GIVEN DATA »
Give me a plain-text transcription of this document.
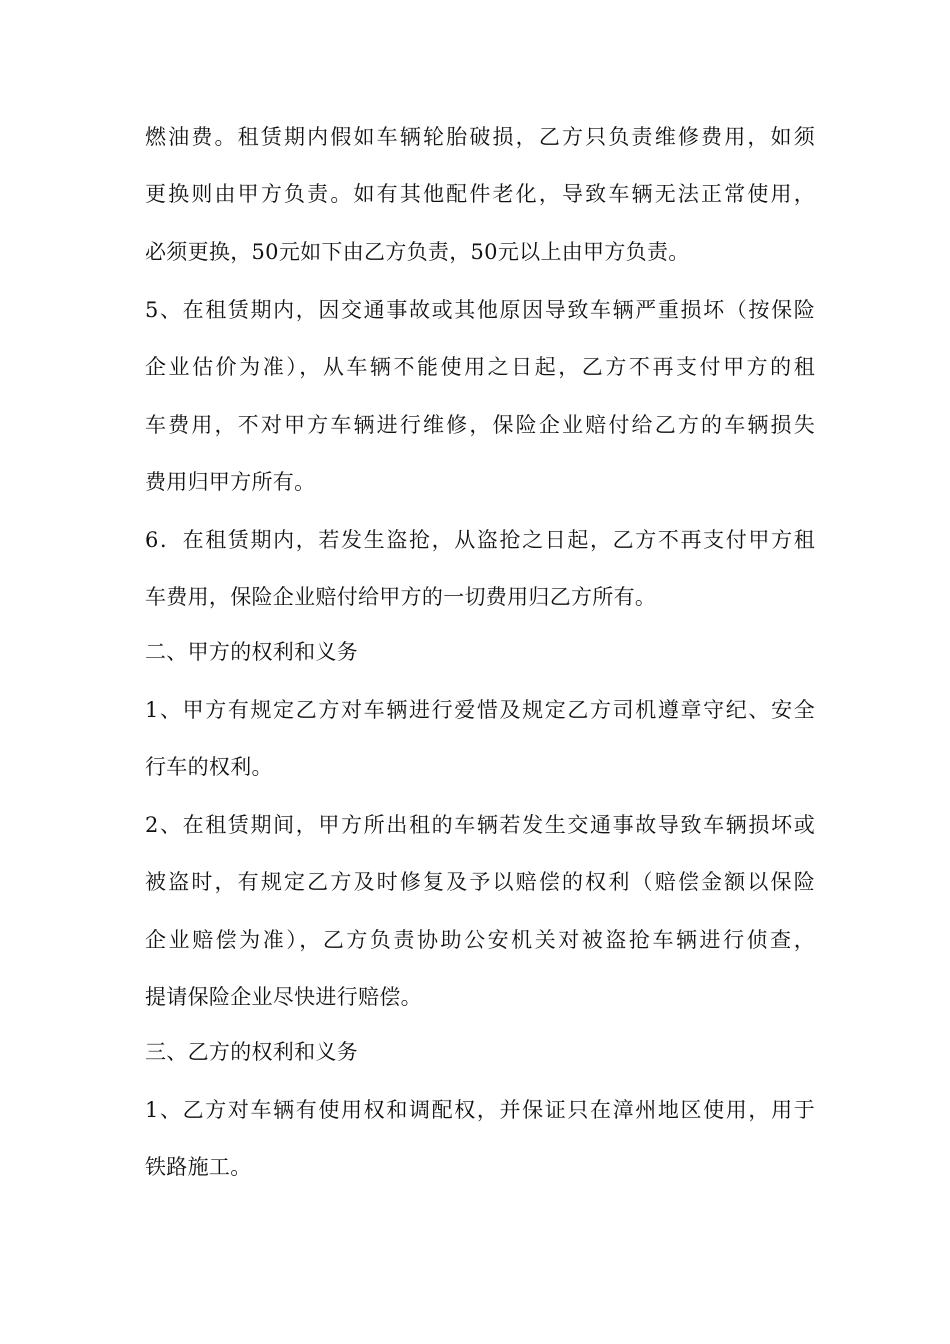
燃油费。租赁期内假如车辆轮胎破损，乙方只负责维修费用，如须
更换则由甲方负责。如有其他配件老化，导致车辆无法正常使用，
必须更换，50元如下由乙方负责，50元以上由甲方负责。
5、在租赁期内，因交通事故或其他原因导致车辆严重损坏（按保险
企业估价为准），从车辆不能使用之日起，乙方不再支付甲方的租
车费用，不对甲方车辆进行维修，保险企业赔付给乙方的车辆损失
费用归甲方所有。
6．在租赁期内，若发生盗抢，从盗抢之日起，乙方不再支付甲方租
车费用，保险企业赔付给甲方的一切费用归乙方所有。
二、甲方的权利和义务
1、甲方有规定乙方对车辆进行爱惜及规定乙方司机遵章守纪、安全
行车的权利。
2、在租赁期间，甲方所出租的车辆若发生交通事故导致车辆损坏或
被盗时，有规定乙方及时修复及予以赔偿的权利（赔偿金额以保险
企业赔偿为准），乙方负责协助公安机关对被盗抢车辆进行侦查，
提请保险企业尽快进行赔偿。
三、乙方的权利和义务
1、乙方对车辆有使用权和调配权，并保证只在漳州地区使用，用于
铁路施工。
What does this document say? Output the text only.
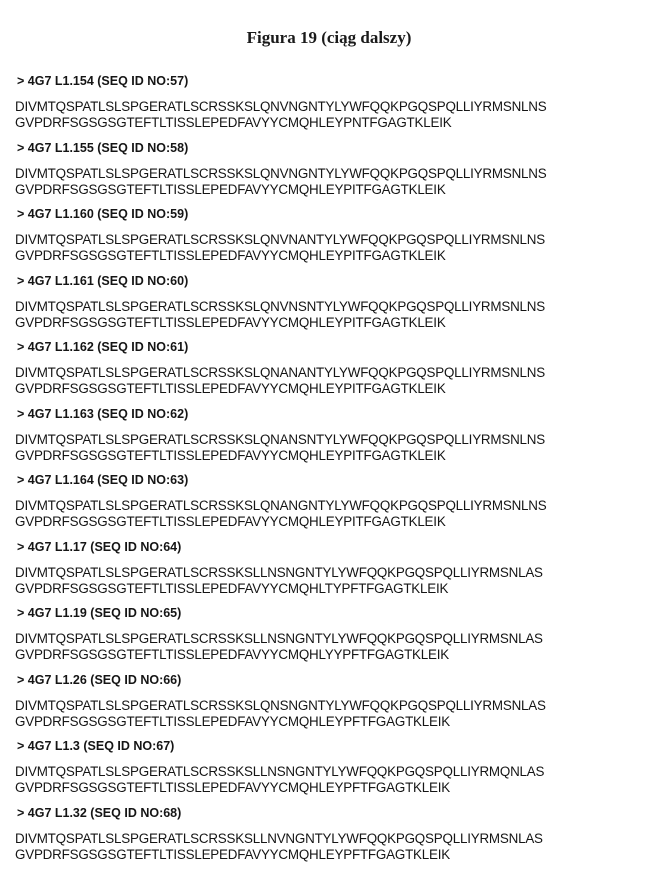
Figura 19 (ciąg dalszy)
> 4G7 L1.154 (SEQ ID NO:57)
DIVMTQSPATLSLSPGERATLSCRSSKSLQNVNGNTYLYWFQQKPGQSPQLLIYRMSNLNS
GVPDRFSGSGSGTEFTLTISSLEPEDFAVYYCMQHLEYPNTFGAGTKLEIK
> 4G7 L1.155 (SEQ ID NO:58)
DIVMTQSPATLSLSPGERATLSCRSSKSLQNVNGNTYLYWFQQKPGQSPQLLIYRMSNLNS
GVPDRFSGSGSGTEFTLTISSLEPEDFAVYYCMQHLEYPITFGAGTKLEIK
> 4G7 L1.160 (SEQ ID NO:59)
DIVMTQSPATLSLSPGERATLSCRSSKSLQNVNANTYLYWFQQKPGQSPQLLIYRMSNLNS
GVPDRFSGSGSGTEFTLTISSLEPEDFAVYYCMQHLEYPITFGAGTKLEIK
> 4G7 L1.161 (SEQ ID NO:60)
DIVMTQSPATLSLSPGERATLSCRSSKSLQNVNSNTYLYWFQQKPGQSPQLLIYRMSNLNS
GVPDRFSGSGSGTEFTLTISSLEPEDFAVYYCMQHLEYPITFGAGTKLEIK
> 4G7 L1.162 (SEQ ID NO:61)
DIVMTQSPATLSLSPGERATLSCRSSKSLQNANANTYLYWFQQKPGQSPQLLIYRMSNLNS
GVPDRFSGSGSGTEFTLTISSLEPEDFAVYYCMQHLEYPITFGAGTKLEIK
> 4G7 L1.163 (SEQ ID NO:62)
DIVMTQSPATLSLSPGERATLSCRSSKSLQNANSNTYLYWFQQKPGQSPQLLIYRMSNLNS
GVPDRFSGSGSGTEFTLTISSLEPEDFAVYYCMQHLEYPITFGAGTKLEIK
> 4G7 L1.164 (SEQ ID NO:63)
DIVMTQSPATLSLSPGERATLSCRSSKSLQNANGNTYLYWFQQKPGQSPQLLIYRMSNLNS
GVPDRFSGSGSGTEFTLTISSLEPEDFAVYYCMQHLEYPITFGAGTKLEIK
> 4G7 L1.17 (SEQ ID NO:64)
DIVMTQSPATLSLSPGERATLSCRSSKSLLNSNGNTYLYWFQQKPGQSPQLLIYRMSNLAS
GVPDRFSGSGSGTEFTLTISSLEPEDFAVYYCMQHLTYPFTFGAGTKLEIK
> 4G7 L1.19 (SEQ ID NO:65)
DIVMTQSPATLSLSPGERATLSCRSSKSLLNSNGNTYLYWFQQKPGQSPQLLIYRMSNLAS
GVPDRFSGSGSGTEFTLTISSLEPEDFAVYYCMQHLYYPFTFGAGTKLEIK
> 4G7 L1.26 (SEQ ID NO:66)
DIVMTQSPATLSLSPGERATLSCRSSKSLQNSNGNTYLYWFQQKPGQSPQLLIYRMSNLAS
GVPDRFSGSGSGTEFTLTISSLEPEDFAVYYCMQHLEYPFTFGAGTKLEIK
> 4G7 L1.3 (SEQ ID NO:67)
DIVMTQSPATLSLSPGERATLSCRSSKSLLNSNGNTYLYWFQQKPGQSPQLLIYRMQNLAS
GVPDRFSGSGSGTEFTLTISSLEPEDFAVYYCMQHLEYPFTFGAGTKLEIK
> 4G7 L1.32 (SEQ ID NO:68)
DIVMTQSPATLSLSPGERATLSCRSSKSLLNVNGNTYLYWFQQKPGQSPQLLIYRMSNLAS
GVPDRFSGSGSGTEFTLTISSLEPEDFAVYYCMQHLEYPFTFGAGTKLEIK
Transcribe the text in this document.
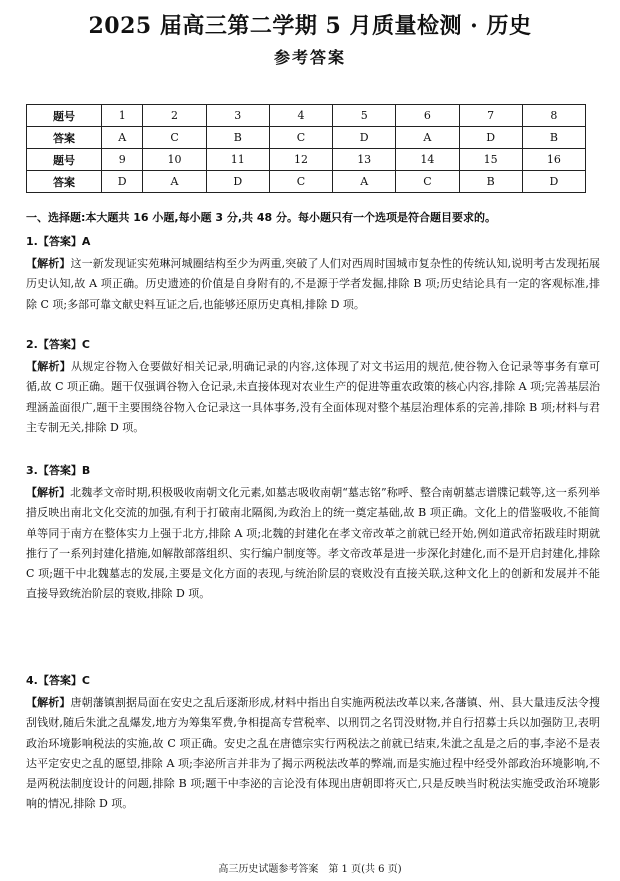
2025 届高三第二学期 5 月质量检测 · 历史
参考答案
题号	1	2	3	4	5	6	7	8
答案	A	C	B	C	D	A	D	B
题号	9	10	11	12	13	14	15	16
答案	D	A	D	C	A	C	B	D
一、选择题:本大题共 16 小题,每小题 3 分,共 48 分。每小题只有一个选项是符合题目要求的。
1.【答案】A
【解析】这一新发现证实苑琳河城圈结构至少为两重,突破了人们对西周时国城市复杂性的传统认知,说明考古发现拓展历史认知,故 A 项正确。历史遗迹的价值是自身附有的,不是源于学者发掘,排除 B 项;历史结论具有一定的客观标准,排除 C 项;多部可靠文献史料互证之后,也能够还原历史真相,排除 D 项。
2.【答案】C
【解析】从规定谷物入仓要做好相关记录,明确记录的内容,这体现了对文书运用的规范,使谷物入仓记录等事务有章可循,故 C 项正确。题干仅强调谷物入仓记录,未直接体现对农业生产的促进等重农政策的核心内容,排除 A 项;完善基层治理涵盖面很广,题干主要围绕谷物入仓记录这一具体事务,没有全面体现对整个基层治理体系的完善,排除 B 项;材料与君主专制无关,排除 D 项。
3.【答案】B
【解析】北魏孝文帝时期,积极吸收南朝文化元素,如墓志吸收南朝“墓志铭”称呼、整合南朝墓志谱牒记载等,这一系列举措反映出南北文化交流的加强,有利于打破南北隔阂,为政治上的统一奠定基础,故 B 项正确。文化上的借鉴吸收,不能简单等同于南方在整体实力上强于北方,排除 A 项;北魏的封建化在孝文帝改革之前就已经开始,例如道武帝拓跋珪时期就推行了一系列封建化措施,如解散部落组织、实行编户制度等。孝文帝改革是进一步深化封建化,而不是开启封建化,排除 C 项;题干中北魏墓志的发展,主要是文化方面的表现,与统治阶层的衰败没有直接关联,这种文化上的创新和发展并不能直接导致统治阶层的衰败,排除 D 项。
4.【答案】C
【解析】唐朝藩镇割据局面在安史之乱后逐渐形成,材料中指出自实施两税法改革以来,各藩镇、州、县大量违反法令搜刮钱财,随后朱泚之乱爆发,地方为筹集军费,争相提高专营税率、以刑罚之名罚没财物,并自行招募士兵以加强防卫,表明政治环境影响税法的实施,故 C 项正确。安史之乱在唐德宗实行两税法之前就已结束,朱泚之乱是之后的事,李泌不是表达平定安史之乱的愿望,排除 A 项;李泌所言并非为了揭示两税法改革的弊端,而是实施过程中经受外部政治环境影响,不是两税法制度设计的问题,排除 B 项;题干中李泌的言论没有体现出唐朝即将灭亡,只是反映当时税法实施受政治环境影响的情况,排除 D 项。
高三历史试题参考答案　第 1 页(共 6 页)
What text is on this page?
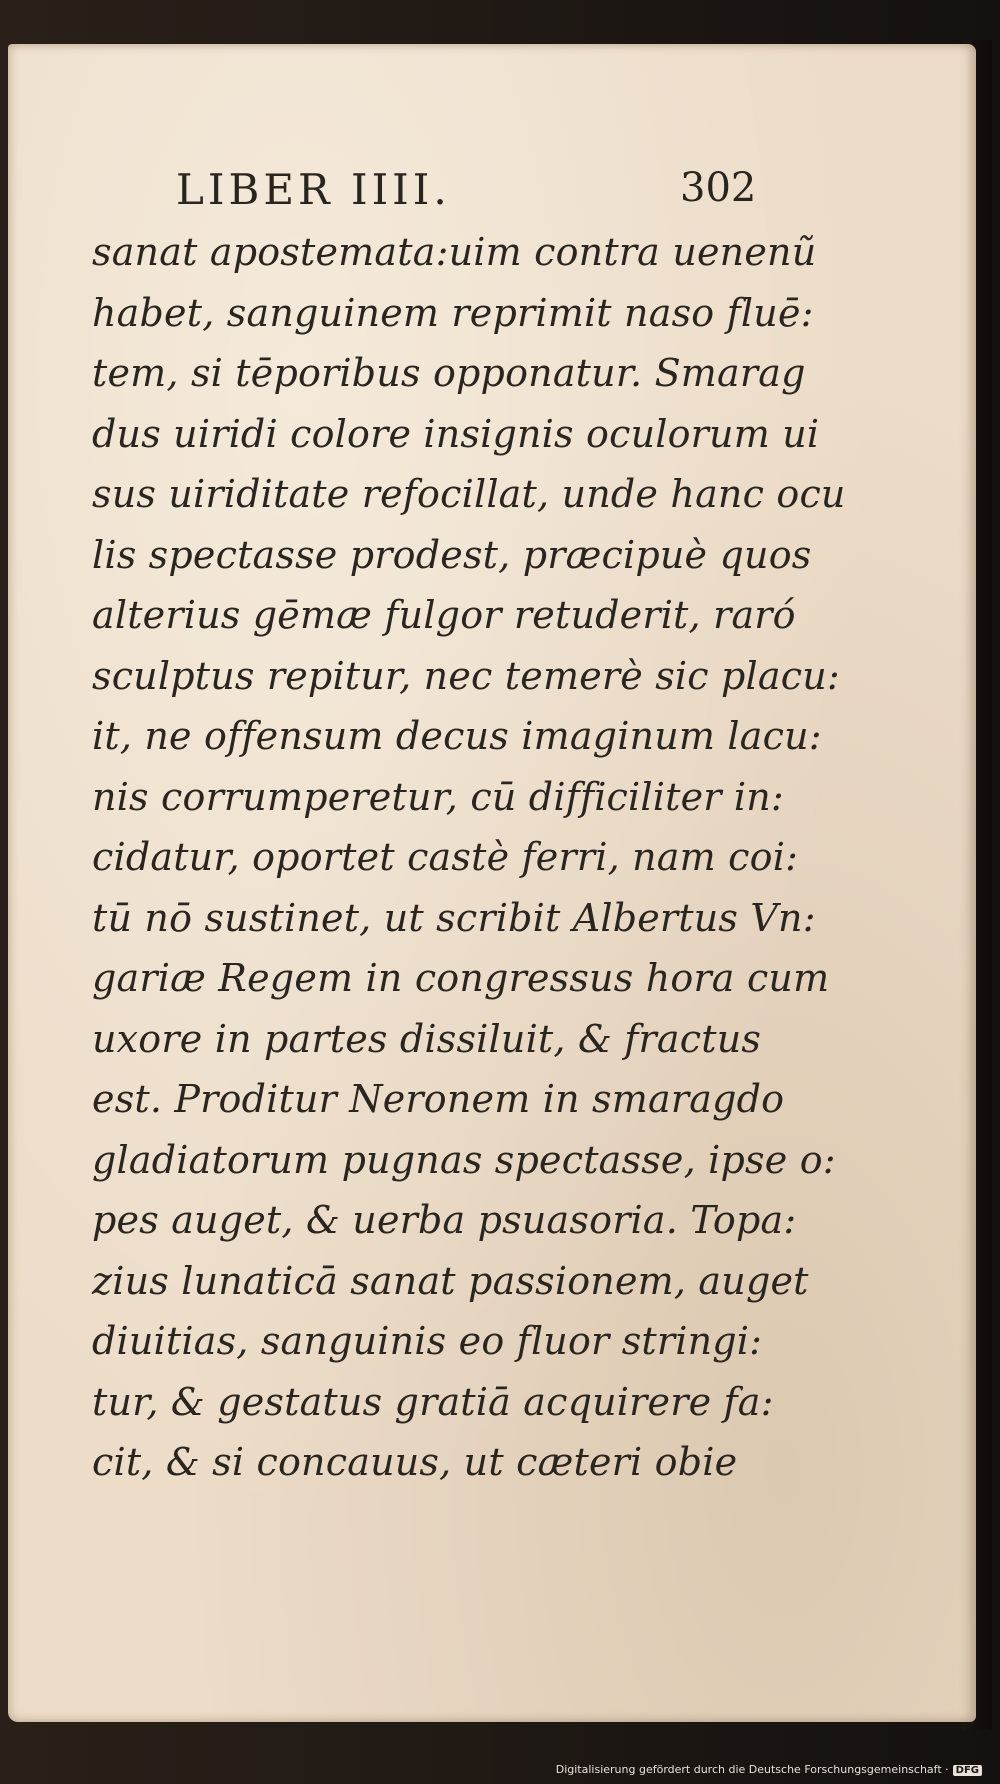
LIBER IIII.	302
sanat apostemata:uim contra uenenũ
habet, sanguinem reprimit naso fluē:
tem, si tēporibus opponatur. Smarag
dus uiridi colore insignis oculorum ui
sus uiriditate refocillat, unde hanc ocu
lis spectasse prodest, præcipuè quos
alterius gēmæ fulgor retuderit, raró
sculptus repitur, nec temerè sic placu:
it, ne offensum decus imaginum lacu:
nis corrumperetur, cū difficiliter in:
cidatur, oportet castè ferri, nam coi:
tū nō sustinet, ut scribit Albertus Vn:
gariæ Regem in congressus hora cum
uxore in partes dissiluit, & fractus
est. Proditur Neronem in smaragdo
gladiatorum pugnas spectasse, ipse o:
pes auget, & uerba psuasoria. Topa:
zius lunaticā sanat passionem, auget
diuitias, sanguinis eo fluor stringi:
tur, & gestatus gratiā acquirere fa:
cit, & si concauus, ut cæteri obie
Digitalisierung gefördert durch die Deutsche Forschungsgemeinschaft · DFG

DIRECTIONS » Search the records for the string "document" and return every line in which it occurs.

RESPONSE TO THE EXERCISE »
Give me a plain-text transcription of this document.
What does this document say? Output the text only.
Transcribe the text in this document.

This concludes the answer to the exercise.